**What to produce:** Identify every line in the records below that contains the word "Union", and reproduce each one.

- - - -

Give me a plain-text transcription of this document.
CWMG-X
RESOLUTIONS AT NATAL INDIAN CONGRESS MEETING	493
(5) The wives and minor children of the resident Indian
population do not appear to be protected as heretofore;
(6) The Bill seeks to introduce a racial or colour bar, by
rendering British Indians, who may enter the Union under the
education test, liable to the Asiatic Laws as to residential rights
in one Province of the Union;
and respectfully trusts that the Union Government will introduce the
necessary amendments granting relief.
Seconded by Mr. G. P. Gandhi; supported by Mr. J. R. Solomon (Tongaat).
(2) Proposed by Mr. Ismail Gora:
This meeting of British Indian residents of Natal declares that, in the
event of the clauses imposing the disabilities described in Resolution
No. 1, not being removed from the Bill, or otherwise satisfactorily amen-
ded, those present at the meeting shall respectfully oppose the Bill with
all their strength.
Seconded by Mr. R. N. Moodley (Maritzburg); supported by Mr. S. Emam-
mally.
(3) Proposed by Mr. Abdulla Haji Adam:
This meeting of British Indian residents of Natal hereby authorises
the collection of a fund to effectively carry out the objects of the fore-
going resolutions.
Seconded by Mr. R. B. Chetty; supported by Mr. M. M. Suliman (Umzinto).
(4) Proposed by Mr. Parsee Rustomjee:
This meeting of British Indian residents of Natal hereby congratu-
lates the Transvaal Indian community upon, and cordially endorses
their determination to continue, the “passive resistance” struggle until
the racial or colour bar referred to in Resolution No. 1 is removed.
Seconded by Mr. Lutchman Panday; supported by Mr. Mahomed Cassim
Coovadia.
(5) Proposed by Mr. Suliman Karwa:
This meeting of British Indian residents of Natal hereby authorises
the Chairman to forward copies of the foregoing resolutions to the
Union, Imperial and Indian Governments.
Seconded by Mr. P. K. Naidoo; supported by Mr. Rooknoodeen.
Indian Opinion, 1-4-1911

- - - -

**Solution to this problem:**
rendering British Indians, who may enter the Union under the
in one Province of the Union;
and respectfully trusts that the Union Government will introduce the
Union, Imperial and Indian Governments.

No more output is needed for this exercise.